• _Entries supplied_:
-- Start --
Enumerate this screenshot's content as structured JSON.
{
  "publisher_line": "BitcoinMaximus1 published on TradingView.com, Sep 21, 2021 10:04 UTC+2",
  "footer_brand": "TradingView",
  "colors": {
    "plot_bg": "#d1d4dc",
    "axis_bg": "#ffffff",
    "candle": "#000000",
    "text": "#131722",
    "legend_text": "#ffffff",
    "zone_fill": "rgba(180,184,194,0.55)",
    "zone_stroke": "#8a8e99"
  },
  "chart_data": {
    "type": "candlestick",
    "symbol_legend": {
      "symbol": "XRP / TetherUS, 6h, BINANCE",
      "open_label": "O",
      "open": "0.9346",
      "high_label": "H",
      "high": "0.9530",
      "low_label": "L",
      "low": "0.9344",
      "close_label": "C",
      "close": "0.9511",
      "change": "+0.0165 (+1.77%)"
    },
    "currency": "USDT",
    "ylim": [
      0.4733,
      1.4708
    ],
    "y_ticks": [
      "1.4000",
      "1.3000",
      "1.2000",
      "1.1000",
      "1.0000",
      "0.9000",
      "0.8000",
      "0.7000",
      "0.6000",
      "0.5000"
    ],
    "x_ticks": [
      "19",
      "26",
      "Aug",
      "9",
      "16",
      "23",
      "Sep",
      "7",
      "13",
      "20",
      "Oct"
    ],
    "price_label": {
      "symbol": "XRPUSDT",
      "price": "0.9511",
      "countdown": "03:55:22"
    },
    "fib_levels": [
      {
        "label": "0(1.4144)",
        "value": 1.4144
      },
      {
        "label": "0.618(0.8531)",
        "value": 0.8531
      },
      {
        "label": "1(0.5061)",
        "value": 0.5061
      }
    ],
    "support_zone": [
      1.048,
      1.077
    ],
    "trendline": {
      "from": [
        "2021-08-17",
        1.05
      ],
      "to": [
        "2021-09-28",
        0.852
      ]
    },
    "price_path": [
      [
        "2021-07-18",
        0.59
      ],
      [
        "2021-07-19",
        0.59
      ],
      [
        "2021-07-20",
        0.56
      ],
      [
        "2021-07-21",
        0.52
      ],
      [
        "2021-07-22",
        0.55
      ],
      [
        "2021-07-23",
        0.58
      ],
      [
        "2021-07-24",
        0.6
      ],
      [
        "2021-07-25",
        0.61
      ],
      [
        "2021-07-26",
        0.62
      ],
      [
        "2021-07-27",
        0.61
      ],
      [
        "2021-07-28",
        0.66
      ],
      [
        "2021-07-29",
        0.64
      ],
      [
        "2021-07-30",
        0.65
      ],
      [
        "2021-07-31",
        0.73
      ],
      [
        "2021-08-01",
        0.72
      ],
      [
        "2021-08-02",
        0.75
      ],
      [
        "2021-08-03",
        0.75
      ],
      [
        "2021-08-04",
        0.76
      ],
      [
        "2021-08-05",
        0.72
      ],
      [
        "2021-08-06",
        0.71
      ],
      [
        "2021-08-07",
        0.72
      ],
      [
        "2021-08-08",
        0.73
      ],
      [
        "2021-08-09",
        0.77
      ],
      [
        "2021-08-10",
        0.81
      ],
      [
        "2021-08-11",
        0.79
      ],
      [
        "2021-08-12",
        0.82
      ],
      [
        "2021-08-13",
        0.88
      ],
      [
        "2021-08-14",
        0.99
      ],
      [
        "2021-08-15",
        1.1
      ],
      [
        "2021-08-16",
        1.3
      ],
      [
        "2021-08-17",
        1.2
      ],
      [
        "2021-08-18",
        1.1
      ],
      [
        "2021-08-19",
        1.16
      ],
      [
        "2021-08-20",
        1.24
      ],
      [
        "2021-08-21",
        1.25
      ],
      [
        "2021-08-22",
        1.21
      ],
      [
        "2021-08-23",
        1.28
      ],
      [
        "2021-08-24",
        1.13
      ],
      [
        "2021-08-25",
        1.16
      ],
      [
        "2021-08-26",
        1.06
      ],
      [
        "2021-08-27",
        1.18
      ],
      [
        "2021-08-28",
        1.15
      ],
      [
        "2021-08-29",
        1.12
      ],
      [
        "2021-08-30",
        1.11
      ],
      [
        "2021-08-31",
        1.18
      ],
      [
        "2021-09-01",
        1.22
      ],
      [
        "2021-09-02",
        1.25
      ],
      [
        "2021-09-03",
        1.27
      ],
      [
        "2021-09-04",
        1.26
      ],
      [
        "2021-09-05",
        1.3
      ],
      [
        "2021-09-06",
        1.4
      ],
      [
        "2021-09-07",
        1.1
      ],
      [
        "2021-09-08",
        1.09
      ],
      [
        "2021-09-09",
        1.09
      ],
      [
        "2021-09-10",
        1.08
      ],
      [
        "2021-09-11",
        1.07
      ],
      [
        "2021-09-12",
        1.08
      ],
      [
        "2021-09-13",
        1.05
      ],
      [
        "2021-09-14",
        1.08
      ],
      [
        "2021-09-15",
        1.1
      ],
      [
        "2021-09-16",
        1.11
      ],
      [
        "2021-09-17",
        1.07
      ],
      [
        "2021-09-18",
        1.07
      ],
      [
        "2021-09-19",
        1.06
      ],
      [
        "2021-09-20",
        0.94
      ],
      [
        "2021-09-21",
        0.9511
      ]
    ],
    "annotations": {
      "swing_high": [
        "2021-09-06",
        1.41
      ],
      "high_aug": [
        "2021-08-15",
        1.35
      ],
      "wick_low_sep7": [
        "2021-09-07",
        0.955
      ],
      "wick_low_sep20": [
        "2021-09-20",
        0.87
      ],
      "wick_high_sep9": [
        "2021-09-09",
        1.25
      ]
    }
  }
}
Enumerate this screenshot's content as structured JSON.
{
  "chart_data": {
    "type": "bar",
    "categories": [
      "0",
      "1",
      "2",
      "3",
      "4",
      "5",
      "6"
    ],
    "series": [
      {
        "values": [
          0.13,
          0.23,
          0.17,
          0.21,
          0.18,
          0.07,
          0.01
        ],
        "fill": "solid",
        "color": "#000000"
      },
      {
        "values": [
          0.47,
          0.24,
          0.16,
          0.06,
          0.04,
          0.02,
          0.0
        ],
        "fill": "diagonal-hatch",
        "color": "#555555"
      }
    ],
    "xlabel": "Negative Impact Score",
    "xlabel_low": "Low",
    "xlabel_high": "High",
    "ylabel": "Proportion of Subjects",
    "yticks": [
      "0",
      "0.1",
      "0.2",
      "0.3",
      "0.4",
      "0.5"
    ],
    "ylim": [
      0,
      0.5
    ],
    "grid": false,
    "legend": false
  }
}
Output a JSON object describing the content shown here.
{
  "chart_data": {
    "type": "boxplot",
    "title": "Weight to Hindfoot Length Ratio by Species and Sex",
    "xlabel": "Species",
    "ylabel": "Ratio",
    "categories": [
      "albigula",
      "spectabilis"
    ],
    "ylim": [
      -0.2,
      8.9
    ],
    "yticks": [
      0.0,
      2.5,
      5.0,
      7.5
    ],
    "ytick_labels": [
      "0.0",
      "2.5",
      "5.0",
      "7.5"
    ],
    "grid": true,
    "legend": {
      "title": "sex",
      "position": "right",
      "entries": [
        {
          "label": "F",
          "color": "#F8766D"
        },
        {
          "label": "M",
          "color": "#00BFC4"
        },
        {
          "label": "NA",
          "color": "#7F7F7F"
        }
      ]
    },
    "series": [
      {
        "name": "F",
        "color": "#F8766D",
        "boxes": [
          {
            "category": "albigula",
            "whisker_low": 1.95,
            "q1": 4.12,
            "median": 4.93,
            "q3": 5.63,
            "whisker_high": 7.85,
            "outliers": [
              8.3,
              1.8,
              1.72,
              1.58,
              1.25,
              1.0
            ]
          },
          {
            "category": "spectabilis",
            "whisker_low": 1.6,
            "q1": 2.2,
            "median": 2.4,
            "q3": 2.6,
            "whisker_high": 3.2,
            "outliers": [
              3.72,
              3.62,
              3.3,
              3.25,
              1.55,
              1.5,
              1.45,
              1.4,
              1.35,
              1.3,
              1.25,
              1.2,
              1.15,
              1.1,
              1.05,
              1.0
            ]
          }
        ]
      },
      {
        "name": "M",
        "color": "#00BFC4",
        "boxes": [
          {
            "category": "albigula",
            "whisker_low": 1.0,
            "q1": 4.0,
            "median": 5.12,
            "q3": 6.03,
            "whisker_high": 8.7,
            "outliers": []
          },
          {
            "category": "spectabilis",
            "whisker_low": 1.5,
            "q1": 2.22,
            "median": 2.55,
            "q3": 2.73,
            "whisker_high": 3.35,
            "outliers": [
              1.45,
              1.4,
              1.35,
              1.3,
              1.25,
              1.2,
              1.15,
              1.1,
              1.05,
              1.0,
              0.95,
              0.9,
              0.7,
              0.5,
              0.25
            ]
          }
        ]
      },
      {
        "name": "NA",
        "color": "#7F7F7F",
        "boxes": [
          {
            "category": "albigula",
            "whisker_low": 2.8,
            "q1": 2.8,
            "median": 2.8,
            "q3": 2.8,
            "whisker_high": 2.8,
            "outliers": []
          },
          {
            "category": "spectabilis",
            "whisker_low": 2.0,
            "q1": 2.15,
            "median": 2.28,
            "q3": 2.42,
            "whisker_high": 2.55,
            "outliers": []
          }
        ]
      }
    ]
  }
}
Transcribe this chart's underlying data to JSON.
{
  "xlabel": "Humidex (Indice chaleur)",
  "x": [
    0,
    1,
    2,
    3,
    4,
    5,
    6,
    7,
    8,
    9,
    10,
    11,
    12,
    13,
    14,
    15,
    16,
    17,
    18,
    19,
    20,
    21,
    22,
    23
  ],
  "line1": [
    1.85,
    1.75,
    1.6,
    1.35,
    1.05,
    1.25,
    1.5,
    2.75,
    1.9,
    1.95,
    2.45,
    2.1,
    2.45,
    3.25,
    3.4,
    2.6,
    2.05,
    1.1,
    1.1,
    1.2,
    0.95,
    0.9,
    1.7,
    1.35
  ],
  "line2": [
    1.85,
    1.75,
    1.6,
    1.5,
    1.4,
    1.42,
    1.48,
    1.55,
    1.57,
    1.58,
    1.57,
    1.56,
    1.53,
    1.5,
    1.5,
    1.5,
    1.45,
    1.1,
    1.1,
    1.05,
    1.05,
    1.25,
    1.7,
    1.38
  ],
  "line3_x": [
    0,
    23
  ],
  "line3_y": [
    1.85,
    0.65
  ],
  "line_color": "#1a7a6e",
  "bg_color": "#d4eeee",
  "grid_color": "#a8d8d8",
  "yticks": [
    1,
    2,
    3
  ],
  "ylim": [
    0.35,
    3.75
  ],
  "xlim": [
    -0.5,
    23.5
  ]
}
-- End --
• _Set problem_: Give back, unchanged, every line from the one with "Transcribe this chart's" to the end of the entries above.

• _Finished answer_:
Transcribe this chart's underlying data to JSON.
{
  "xlabel": "Humidex (Indice chaleur)",
  "x": [
    0,
    1,
    2,
    3,
    4,
    5,
    6,
    7,
    8,
    9,
    10,
    11,
    12,
    13,
    14,
    15,
    16,
    17,
    18,
    19,
    20,
    21,
    22,
    23
  ],
  "line1": [
    1.85,
    1.75,
    1.6,
    1.35,
    1.05,
    1.25,
    1.5,
    2.75,
    1.9,
    1.95,
    2.45,
    2.1,
    2.45,
    3.25,
    3.4,
    2.6,
    2.05,
    1.1,
    1.1,
    1.2,
    0.95,
    0.9,
    1.7,
    1.35
  ],
  "line2": [
    1.85,
    1.75,
    1.6,
    1.5,
    1.4,
    1.42,
    1.48,
    1.55,
    1.57,
    1.58,
    1.57,
    1.56,
    1.53,
    1.5,
    1.5,
    1.5,
    1.45,
    1.1,
    1.1,
    1.05,
    1.05,
    1.25,
    1.7,
    1.38
  ],
  "line3_x": [
    0,
    23
  ],
  "line3_y": [
    1.85,
    0.65
  ],
  "line_color": "#1a7a6e",
  "bg_color": "#d4eeee",
  "grid_color": "#a8d8d8",
  "yticks": [
    1,
    2,
    3
  ],
  "ylim": [
    0.35,
    3.75
  ],
  "xlim": [
    -0.5,
    23.5
  ]
}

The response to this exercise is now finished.